== Work instructions ==
Number every line of the records below as a list, skipping blank lines and leaving the pictures out.

>> start Records to use

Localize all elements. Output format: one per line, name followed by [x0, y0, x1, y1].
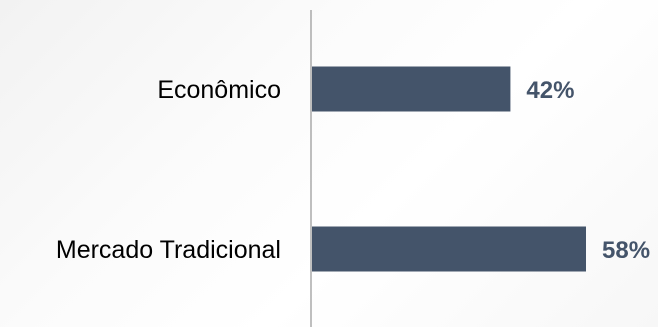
value-label: 42%: [526, 77, 574, 104]
value-label: 58%: [602, 237, 650, 264]
bar-mercado-tradicional: [312, 226, 586, 272]
bar-economico: [312, 66, 511, 112]
category-label: Econômico: [157, 76, 281, 104]
category-label: Mercado Tradicional: [56, 236, 281, 264]
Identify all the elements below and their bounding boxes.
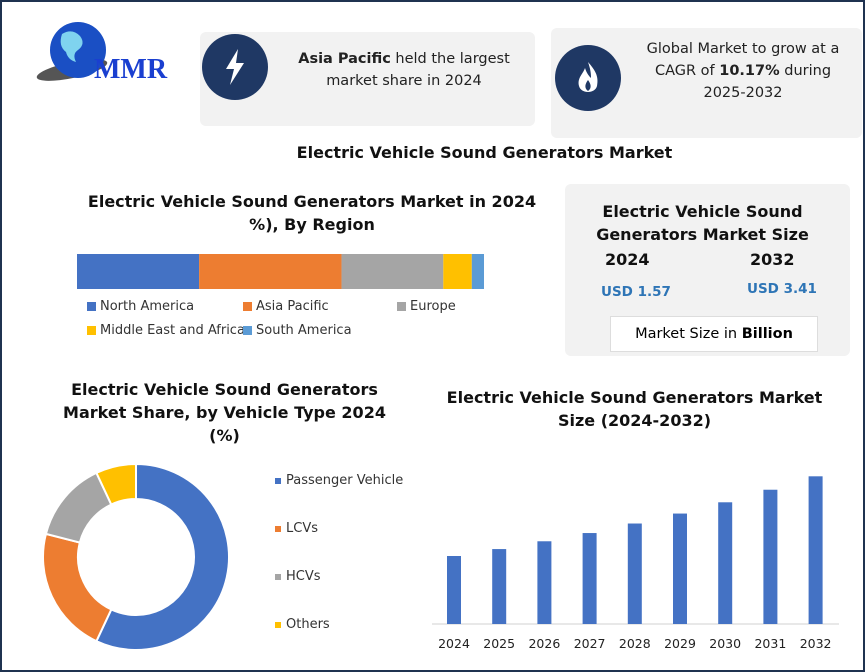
lightning-icon (202, 34, 268, 100)
bar-segment-1 (199, 254, 342, 289)
x-tick-label: 2027 (574, 636, 606, 651)
bar-2028 (627, 523, 642, 624)
legend-item: Europe (397, 299, 456, 314)
cagr-value: 10.17% (719, 63, 780, 79)
region-chart-title: Electric Vehicle Sound Generators Market… (87, 192, 537, 234)
x-tick-label: 2024 (438, 636, 470, 651)
highlight-region: Asia Pacific (298, 51, 391, 67)
donut-slice-others (95, 462, 137, 506)
bar-segment-2 (341, 254, 444, 289)
x-tick-label: 2025 (483, 636, 515, 651)
x-tick-label: 2032 (800, 636, 832, 651)
x-tick-label: 2026 (528, 636, 560, 651)
size-chart-title: Electric Vehicle Sound Generators Market… (446, 388, 823, 430)
size-card-title: Electric Vehicle Sound Generators Market… (596, 202, 809, 244)
legend-item: North America (87, 299, 194, 314)
donut-slice-passenger-vehicle (95, 462, 230, 651)
bar-2031 (763, 489, 778, 624)
x-tick-label: 2031 (754, 636, 786, 651)
bar-2029 (673, 513, 687, 624)
card2-text: Global Market to grow at a CAGR of (646, 41, 840, 79)
legend-item: HCVs (275, 569, 321, 584)
x-tick-label: 2030 (709, 636, 741, 651)
x-tick-label: 2028 (619, 636, 651, 651)
bar-2024 (447, 556, 461, 624)
bar-segment-4 (471, 254, 484, 289)
donut-slice-lcvs (42, 532, 113, 643)
bar-2030 (718, 502, 733, 624)
main-title: Electric Vehicle Sound Generators Market (296, 143, 673, 162)
bar-2025 (492, 549, 507, 624)
value-2024: USD 1.57 (601, 284, 671, 300)
year-2024: 2024 (605, 250, 650, 269)
mmr-logo: MMR (32, 20, 182, 90)
card2-text-end: during 2025-2032 (703, 63, 832, 101)
unit-box: Market Size in Billion (610, 316, 818, 352)
flame-icon (555, 45, 621, 111)
value-2032: USD 3.41 (747, 281, 817, 297)
legend-item: South America (243, 323, 352, 338)
bar-segment-3 (443, 254, 472, 289)
x-tick-label: 2029 (664, 636, 696, 651)
market-size-card: Electric Vehicle Sound Generators Market… (565, 184, 850, 356)
card1-text: held the largest market share in 2024 (326, 51, 510, 89)
region-stacked-bar (77, 254, 484, 289)
legend-item: Others (275, 617, 330, 632)
legend-item: LCVs (275, 521, 318, 536)
legend-item: Passenger Vehicle (275, 473, 403, 488)
cagr-card: Global Market to grow at a CAGR of 10.17… (551, 28, 862, 138)
market-size-bar-chart: 2024 2025 2026 2027 2028 2029 2030 2031 2032 (432, 476, 839, 651)
bar-2026 (537, 541, 552, 624)
bar-2032 (808, 476, 823, 624)
year-2032: 2032 (750, 250, 795, 269)
legend-item: Asia Pacific (243, 299, 329, 314)
vehicle-type-donut (42, 462, 230, 651)
asia-pacific-card: Asia Pacific held the largest market sha… (200, 32, 535, 126)
donut-title: Electric Vehicle Sound Generators Market … (63, 380, 386, 445)
legend-item: Middle East and Africa (87, 323, 245, 338)
bar-2027 (582, 533, 597, 624)
svg-text:MMR: MMR (94, 54, 168, 85)
bar-segment-0 (77, 254, 200, 289)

>> end Records to use

== Answer ==
1. Localize all elements. Output format: one per line, name followed by [x0, y0, x1, y1].
2. value-label: 42%: [526, 77, 574, 104]
3. value-label: 58%: [602, 237, 650, 264]
4. bar-mercado-tradicional: [312, 226, 586, 272]
5. bar-economico: [312, 66, 511, 112]
6. category-label: Econômico: [157, 76, 281, 104]
7. category-label: Mercado Tradicional: [56, 236, 281, 264]
8. Identify all the elements below and their bounding boxes.
9. lightning-icon (202, 34, 268, 100)
10. bar-segment-1 (199, 254, 342, 289)
11. x-tick-label: 2027 (574, 636, 606, 651)
12. bar-2028 (627, 523, 642, 624)
13. legend-item: Europe (397, 299, 456, 314)
14. cagr-value: 10.17% (719, 63, 780, 79)
15. region-chart-title: Electric Vehicle Sound Generators Market… (87, 192, 537, 234)
16. x-tick-label: 2024 (438, 636, 470, 651)
17. highlight-region: Asia Pacific (298, 51, 391, 67)
18. donut-slice-others (95, 462, 137, 506)
19. bar-segment-2 (341, 254, 444, 289)
20. x-tick-label: 2025 (483, 636, 515, 651)
21. x-tick-label: 2032 (800, 636, 832, 651)
22. x-tick-label: 2026 (528, 636, 560, 651)
23. size-chart-title: Electric Vehicle Sound Generators Market… (446, 388, 823, 430)
24. size-card-title: Electric Vehicle Sound Generators Market… (596, 202, 809, 244)
25. legend-item: North America (87, 299, 194, 314)
26. donut-slice-passenger-vehicle (95, 462, 230, 651)
27. bar-2031 (763, 489, 778, 624)
28. x-tick-label: 2031 (754, 636, 786, 651)
29. bar-2029 (673, 513, 687, 624)
30. card2-text: Global Market to grow at a CAGR of (646, 41, 840, 79)
31. legend-item: HCVs (275, 569, 321, 584)
32. x-tick-label: 2030 (709, 636, 741, 651)
33. x-tick-label: 2028 (619, 636, 651, 651)
34. bar-2024 (447, 556, 461, 624)
35. bar-segment-4 (471, 254, 484, 289)
36. donut-slice-lcvs (42, 532, 113, 643)
37. bar-2030 (718, 502, 733, 624)
38. main-title: Electric Vehicle Sound Generators Market (296, 143, 673, 162)
39. bar-2025 (492, 549, 507, 624)
40. value-2024: USD 1.57 (601, 284, 671, 300)
41. year-2024: 2024 (605, 250, 650, 269)
42. mmr-logo: MMR (32, 20, 182, 90)
43. card2-text-end: during 2025-2032 (703, 63, 832, 101)
44. unit-box: Market Size in Billion (610, 316, 818, 352)
45. flame-icon (555, 45, 621, 111)
46. value-2032: USD 3.41 (747, 281, 817, 297)
47. legend-item: South America (243, 323, 352, 338)
48. bar-segment-3 (443, 254, 472, 289)
49. x-tick-label: 2029 (664, 636, 696, 651)
50. market-size-card: Electric Vehicle Sound Generators Market… (565, 184, 850, 356)
51. card1-text: held the largest market share in 2024 (326, 51, 510, 89)
52. region-stacked-bar (77, 254, 484, 289)
53. legend-item: Others (275, 617, 330, 632)
54. legend-item: LCVs (275, 521, 318, 536)
55. legend-item: Passenger Vehicle (275, 473, 403, 488)
56. cagr-card: Global Market to grow at a CAGR of 10.17… (551, 28, 862, 138)
57. market-size-bar-chart: 2024 2025 2026 2027 2028 2029 2030 2031 2032 (432, 476, 839, 651)
58. bar-2026 (537, 541, 552, 624)
59. bar-2032 (808, 476, 823, 624)
60. year-2032: 2032 (750, 250, 795, 269)
61. legend-item: Asia Pacific (243, 299, 329, 314)
62. vehicle-type-donut (42, 462, 230, 651)
63. asia-pacific-card: Asia Pacific held the largest market sha… (200, 32, 535, 126)
64. donut-title: Electric Vehicle Sound Generators Market … (63, 380, 386, 445)
65. legend-item: Middle East and Africa (87, 323, 245, 338)
66. bar-2027 (582, 533, 597, 624)
67. svg-text:MMR: MMR (94, 54, 168, 85)
68. bar-segment-0 (77, 254, 200, 289)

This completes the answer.